> _Directions for this task_: Below are records to transcribe exactly, without their pictures.

----------

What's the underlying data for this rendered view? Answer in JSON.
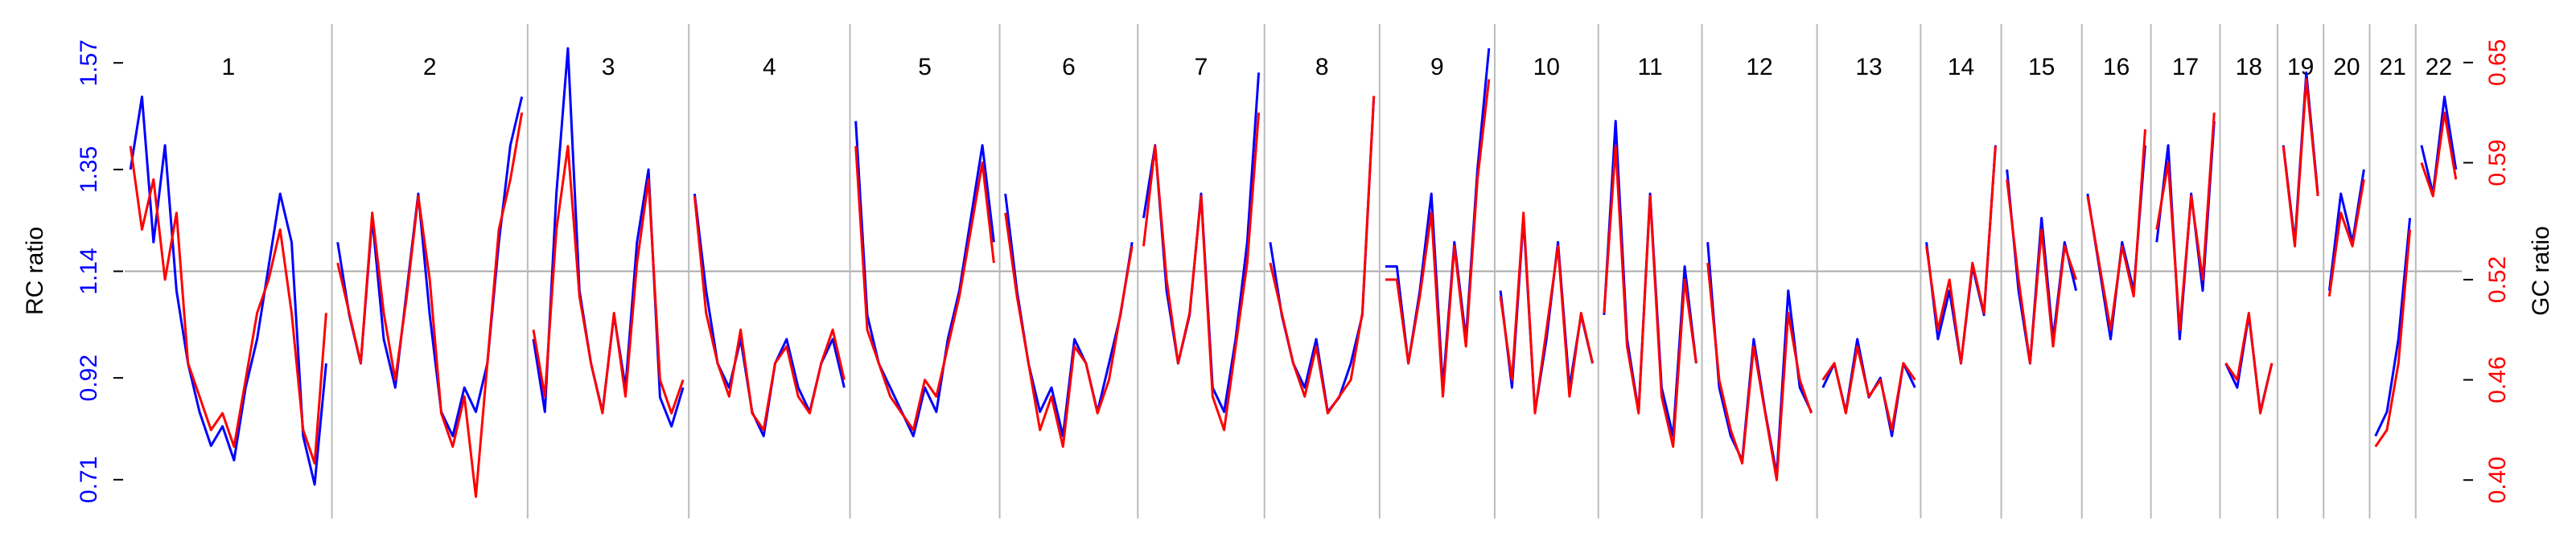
{
  "chart_data": {
    "type": "line",
    "ylabel": "RC ratio",
    "y2label": "GC ratio",
    "rc_color": "#0000ff",
    "gc_color": "#ff0000",
    "ylim": [
      0.63,
      1.65
    ],
    "yticks": [
      0.71,
      0.92,
      1.14,
      1.35,
      1.57
    ],
    "y2lim": [
      0.377,
      0.673
    ],
    "y2ticks": [
      {
        "value": 0.4,
        "label": "0.40"
      },
      0.46,
      0.52,
      0.59,
      0.65
    ],
    "refline": 1.14,
    "chromosomes": [
      {
        "label": "1",
        "rc": [
          1.35,
          1.5,
          1.2,
          1.4,
          1.1,
          0.95,
          0.85,
          0.78,
          0.82,
          0.75,
          0.9,
          1.0,
          1.15,
          1.3,
          1.2,
          0.8,
          0.7,
          0.95
        ],
        "gc": [
          0.6,
          0.55,
          0.58,
          0.52,
          0.56,
          0.47,
          0.45,
          0.43,
          0.44,
          0.42,
          0.46,
          0.5,
          0.52,
          0.55,
          0.5,
          0.43,
          0.41,
          0.5
        ]
      },
      {
        "label": "2",
        "rc": [
          1.2,
          1.05,
          0.95,
          1.25,
          1.0,
          0.9,
          1.1,
          1.3,
          1.05,
          0.85,
          0.8,
          0.9,
          0.85,
          0.95,
          1.2,
          1.4,
          1.5
        ],
        "gc": [
          0.53,
          0.5,
          0.47,
          0.56,
          0.5,
          0.46,
          0.51,
          0.57,
          0.52,
          0.44,
          0.42,
          0.45,
          0.39,
          0.47,
          0.55,
          0.58,
          0.62
        ]
      },
      {
        "label": "3",
        "rc": [
          1.0,
          0.85,
          1.3,
          1.6,
          1.1,
          0.95,
          0.85,
          1.05,
          0.9,
          1.2,
          1.35,
          0.88,
          0.82,
          0.9
        ],
        "gc": [
          0.49,
          0.45,
          0.55,
          0.6,
          0.51,
          0.47,
          0.44,
          0.5,
          0.45,
          0.53,
          0.58,
          0.46,
          0.44,
          0.46
        ]
      },
      {
        "label": "4",
        "rc": [
          1.3,
          1.1,
          0.95,
          0.9,
          1.0,
          0.85,
          0.8,
          0.95,
          1.0,
          0.9,
          0.85,
          0.95,
          1.0,
          0.9
        ],
        "gc": [
          0.57,
          0.5,
          0.47,
          0.45,
          0.49,
          0.44,
          0.43,
          0.47,
          0.48,
          0.45,
          0.44,
          0.47,
          0.49,
          0.46
        ]
      },
      {
        "label": "5",
        "rc": [
          1.45,
          1.05,
          0.95,
          0.9,
          0.85,
          0.8,
          0.9,
          0.85,
          1.0,
          1.1,
          1.25,
          1.4,
          1.2
        ],
        "gc": [
          0.6,
          0.49,
          0.47,
          0.45,
          0.44,
          0.43,
          0.46,
          0.45,
          0.48,
          0.51,
          0.55,
          0.59,
          0.53
        ]
      },
      {
        "label": "6",
        "rc": [
          1.3,
          1.1,
          0.95,
          0.85,
          0.9,
          0.8,
          1.0,
          0.95,
          0.85,
          0.95,
          1.05,
          1.2
        ],
        "gc": [
          0.56,
          0.51,
          0.47,
          0.43,
          0.45,
          0.42,
          0.48,
          0.47,
          0.44,
          0.46,
          0.5,
          0.54
        ]
      },
      {
        "label": "7",
        "rc": [
          1.25,
          1.4,
          1.1,
          0.95,
          1.05,
          1.3,
          0.9,
          0.85,
          1.0,
          1.2,
          1.55
        ],
        "gc": [
          0.54,
          0.6,
          0.52,
          0.47,
          0.5,
          0.57,
          0.45,
          0.43,
          0.48,
          0.53,
          0.62
        ]
      },
      {
        "label": "8",
        "rc": [
          1.2,
          1.05,
          0.95,
          0.9,
          1.0,
          0.85,
          0.88,
          0.95,
          1.05,
          1.5
        ],
        "gc": [
          0.53,
          0.5,
          0.47,
          0.45,
          0.48,
          0.44,
          0.45,
          0.46,
          0.5,
          0.63
        ]
      },
      {
        "label": "9",
        "rc": [
          1.15,
          1.15,
          0.95,
          1.1,
          1.3,
          0.9,
          1.2,
          1.0,
          1.35,
          1.6
        ],
        "gc": [
          0.52,
          0.52,
          0.47,
          0.51,
          0.56,
          0.45,
          0.54,
          0.48,
          0.58,
          0.64
        ]
      },
      {
        "label": "10",
        "rc": [
          1.1,
          0.9,
          1.25,
          0.85,
          1.0,
          1.2,
          0.9,
          1.05,
          0.95
        ],
        "gc": [
          0.51,
          0.46,
          0.56,
          0.44,
          0.49,
          0.54,
          0.45,
          0.5,
          0.47
        ]
      },
      {
        "label": "11",
        "rc": [
          1.05,
          1.45,
          1.0,
          0.85,
          1.3,
          0.9,
          0.8,
          1.15,
          0.95
        ],
        "gc": [
          0.5,
          0.6,
          0.48,
          0.44,
          0.57,
          0.45,
          0.42,
          0.52,
          0.47
        ]
      },
      {
        "label": "12",
        "rc": [
          1.2,
          0.9,
          0.8,
          0.75,
          1.0,
          0.85,
          0.72,
          1.1,
          0.9,
          0.85
        ],
        "gc": [
          0.53,
          0.46,
          0.43,
          0.41,
          0.48,
          0.44,
          0.4,
          0.5,
          0.46,
          0.44
        ]
      },
      {
        "label": "13",
        "rc": [
          0.9,
          0.95,
          0.85,
          1.0,
          0.88,
          0.92,
          0.8,
          0.95,
          0.9
        ],
        "gc": [
          0.46,
          0.47,
          0.44,
          0.48,
          0.45,
          0.46,
          0.43,
          0.47,
          0.46
        ]
      },
      {
        "label": "14",
        "rc": [
          1.2,
          1.0,
          1.1,
          0.95,
          1.15,
          1.05,
          1.4
        ],
        "gc": [
          0.54,
          0.49,
          0.52,
          0.47,
          0.53,
          0.5,
          0.6
        ]
      },
      {
        "label": "15",
        "rc": [
          1.35,
          1.1,
          0.95,
          1.25,
          1.0,
          1.2,
          1.1
        ],
        "gc": [
          0.58,
          0.52,
          0.47,
          0.55,
          0.48,
          0.54,
          0.52
        ]
      },
      {
        "label": "16",
        "rc": [
          1.3,
          1.15,
          1.0,
          1.2,
          1.1,
          1.4
        ],
        "gc": [
          0.57,
          0.53,
          0.49,
          0.54,
          0.51,
          0.61
        ]
      },
      {
        "label": "17",
        "rc": [
          1.2,
          1.4,
          1.0,
          1.3,
          1.1,
          1.45
        ],
        "gc": [
          0.55,
          0.59,
          0.49,
          0.57,
          0.52,
          0.62
        ]
      },
      {
        "label": "18",
        "rc": [
          0.95,
          0.9,
          1.05,
          0.85,
          0.95
        ],
        "gc": [
          0.47,
          0.46,
          0.5,
          0.44,
          0.47
        ]
      },
      {
        "label": "19",
        "rc": [
          1.4,
          1.2,
          1.55,
          1.3
        ],
        "gc": [
          0.6,
          0.54,
          0.64,
          0.57
        ]
      },
      {
        "label": "20",
        "rc": [
          1.1,
          1.3,
          1.2,
          1.35
        ],
        "gc": [
          0.51,
          0.56,
          0.54,
          0.58
        ]
      },
      {
        "label": "21",
        "rc": [
          0.8,
          0.85,
          1.0,
          1.25
        ],
        "gc": [
          0.42,
          0.43,
          0.47,
          0.55
        ]
      },
      {
        "label": "22",
        "rc": [
          1.4,
          1.3,
          1.5,
          1.35
        ],
        "gc": [
          0.59,
          0.57,
          0.62,
          0.58
        ]
      }
    ]
  }
}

----------

> _Answer to the problem_:
What's the underlying data for this rendered view? Answer in JSON.
{
  "chart_data": {
    "type": "line",
    "ylabel": "RC ratio",
    "y2label": "GC ratio",
    "rc_color": "#0000ff",
    "gc_color": "#ff0000",
    "ylim": [
      0.63,
      1.65
    ],
    "yticks": [
      0.71,
      0.92,
      1.14,
      1.35,
      1.57
    ],
    "y2lim": [
      0.377,
      0.673
    ],
    "y2ticks": [
      {
        "value": 0.4,
        "label": "0.40"
      },
      0.46,
      0.52,
      0.59,
      0.65
    ],
    "refline": 1.14,
    "chromosomes": [
      {
        "label": "1",
        "rc": [
          1.35,
          1.5,
          1.2,
          1.4,
          1.1,
          0.95,
          0.85,
          0.78,
          0.82,
          0.75,
          0.9,
          1.0,
          1.15,
          1.3,
          1.2,
          0.8,
          0.7,
          0.95
        ],
        "gc": [
          0.6,
          0.55,
          0.58,
          0.52,
          0.56,
          0.47,
          0.45,
          0.43,
          0.44,
          0.42,
          0.46,
          0.5,
          0.52,
          0.55,
          0.5,
          0.43,
          0.41,
          0.5
        ]
      },
      {
        "label": "2",
        "rc": [
          1.2,
          1.05,
          0.95,
          1.25,
          1.0,
          0.9,
          1.1,
          1.3,
          1.05,
          0.85,
          0.8,
          0.9,
          0.85,
          0.95,
          1.2,
          1.4,
          1.5
        ],
        "gc": [
          0.53,
          0.5,
          0.47,
          0.56,
          0.5,
          0.46,
          0.51,
          0.57,
          0.52,
          0.44,
          0.42,
          0.45,
          0.39,
          0.47,
          0.55,
          0.58,
          0.62
        ]
      },
      {
        "label": "3",
        "rc": [
          1.0,
          0.85,
          1.3,
          1.6,
          1.1,
          0.95,
          0.85,
          1.05,
          0.9,
          1.2,
          1.35,
          0.88,
          0.82,
          0.9
        ],
        "gc": [
          0.49,
          0.45,
          0.55,
          0.6,
          0.51,
          0.47,
          0.44,
          0.5,
          0.45,
          0.53,
          0.58,
          0.46,
          0.44,
          0.46
        ]
      },
      {
        "label": "4",
        "rc": [
          1.3,
          1.1,
          0.95,
          0.9,
          1.0,
          0.85,
          0.8,
          0.95,
          1.0,
          0.9,
          0.85,
          0.95,
          1.0,
          0.9
        ],
        "gc": [
          0.57,
          0.5,
          0.47,
          0.45,
          0.49,
          0.44,
          0.43,
          0.47,
          0.48,
          0.45,
          0.44,
          0.47,
          0.49,
          0.46
        ]
      },
      {
        "label": "5",
        "rc": [
          1.45,
          1.05,
          0.95,
          0.9,
          0.85,
          0.8,
          0.9,
          0.85,
          1.0,
          1.1,
          1.25,
          1.4,
          1.2
        ],
        "gc": [
          0.6,
          0.49,
          0.47,
          0.45,
          0.44,
          0.43,
          0.46,
          0.45,
          0.48,
          0.51,
          0.55,
          0.59,
          0.53
        ]
      },
      {
        "label": "6",
        "rc": [
          1.3,
          1.1,
          0.95,
          0.85,
          0.9,
          0.8,
          1.0,
          0.95,
          0.85,
          0.95,
          1.05,
          1.2
        ],
        "gc": [
          0.56,
          0.51,
          0.47,
          0.43,
          0.45,
          0.42,
          0.48,
          0.47,
          0.44,
          0.46,
          0.5,
          0.54
        ]
      },
      {
        "label": "7",
        "rc": [
          1.25,
          1.4,
          1.1,
          0.95,
          1.05,
          1.3,
          0.9,
          0.85,
          1.0,
          1.2,
          1.55
        ],
        "gc": [
          0.54,
          0.6,
          0.52,
          0.47,
          0.5,
          0.57,
          0.45,
          0.43,
          0.48,
          0.53,
          0.62
        ]
      },
      {
        "label": "8",
        "rc": [
          1.2,
          1.05,
          0.95,
          0.9,
          1.0,
          0.85,
          0.88,
          0.95,
          1.05,
          1.5
        ],
        "gc": [
          0.53,
          0.5,
          0.47,
          0.45,
          0.48,
          0.44,
          0.45,
          0.46,
          0.5,
          0.63
        ]
      },
      {
        "label": "9",
        "rc": [
          1.15,
          1.15,
          0.95,
          1.1,
          1.3,
          0.9,
          1.2,
          1.0,
          1.35,
          1.6
        ],
        "gc": [
          0.52,
          0.52,
          0.47,
          0.51,
          0.56,
          0.45,
          0.54,
          0.48,
          0.58,
          0.64
        ]
      },
      {
        "label": "10",
        "rc": [
          1.1,
          0.9,
          1.25,
          0.85,
          1.0,
          1.2,
          0.9,
          1.05,
          0.95
        ],
        "gc": [
          0.51,
          0.46,
          0.56,
          0.44,
          0.49,
          0.54,
          0.45,
          0.5,
          0.47
        ]
      },
      {
        "label": "11",
        "rc": [
          1.05,
          1.45,
          1.0,
          0.85,
          1.3,
          0.9,
          0.8,
          1.15,
          0.95
        ],
        "gc": [
          0.5,
          0.6,
          0.48,
          0.44,
          0.57,
          0.45,
          0.42,
          0.52,
          0.47
        ]
      },
      {
        "label": "12",
        "rc": [
          1.2,
          0.9,
          0.8,
          0.75,
          1.0,
          0.85,
          0.72,
          1.1,
          0.9,
          0.85
        ],
        "gc": [
          0.53,
          0.46,
          0.43,
          0.41,
          0.48,
          0.44,
          0.4,
          0.5,
          0.46,
          0.44
        ]
      },
      {
        "label": "13",
        "rc": [
          0.9,
          0.95,
          0.85,
          1.0,
          0.88,
          0.92,
          0.8,
          0.95,
          0.9
        ],
        "gc": [
          0.46,
          0.47,
          0.44,
          0.48,
          0.45,
          0.46,
          0.43,
          0.47,
          0.46
        ]
      },
      {
        "label": "14",
        "rc": [
          1.2,
          1.0,
          1.1,
          0.95,
          1.15,
          1.05,
          1.4
        ],
        "gc": [
          0.54,
          0.49,
          0.52,
          0.47,
          0.53,
          0.5,
          0.6
        ]
      },
      {
        "label": "15",
        "rc": [
          1.35,
          1.1,
          0.95,
          1.25,
          1.0,
          1.2,
          1.1
        ],
        "gc": [
          0.58,
          0.52,
          0.47,
          0.55,
          0.48,
          0.54,
          0.52
        ]
      },
      {
        "label": "16",
        "rc": [
          1.3,
          1.15,
          1.0,
          1.2,
          1.1,
          1.4
        ],
        "gc": [
          0.57,
          0.53,
          0.49,
          0.54,
          0.51,
          0.61
        ]
      },
      {
        "label": "17",
        "rc": [
          1.2,
          1.4,
          1.0,
          1.3,
          1.1,
          1.45
        ],
        "gc": [
          0.55,
          0.59,
          0.49,
          0.57,
          0.52,
          0.62
        ]
      },
      {
        "label": "18",
        "rc": [
          0.95,
          0.9,
          1.05,
          0.85,
          0.95
        ],
        "gc": [
          0.47,
          0.46,
          0.5,
          0.44,
          0.47
        ]
      },
      {
        "label": "19",
        "rc": [
          1.4,
          1.2,
          1.55,
          1.3
        ],
        "gc": [
          0.6,
          0.54,
          0.64,
          0.57
        ]
      },
      {
        "label": "20",
        "rc": [
          1.1,
          1.3,
          1.2,
          1.35
        ],
        "gc": [
          0.51,
          0.56,
          0.54,
          0.58
        ]
      },
      {
        "label": "21",
        "rc": [
          0.8,
          0.85,
          1.0,
          1.25
        ],
        "gc": [
          0.42,
          0.43,
          0.47,
          0.55
        ]
      },
      {
        "label": "22",
        "rc": [
          1.4,
          1.3,
          1.5,
          1.35
        ],
        "gc": [
          0.59,
          0.57,
          0.62,
          0.58
        ]
      }
    ]
  }
}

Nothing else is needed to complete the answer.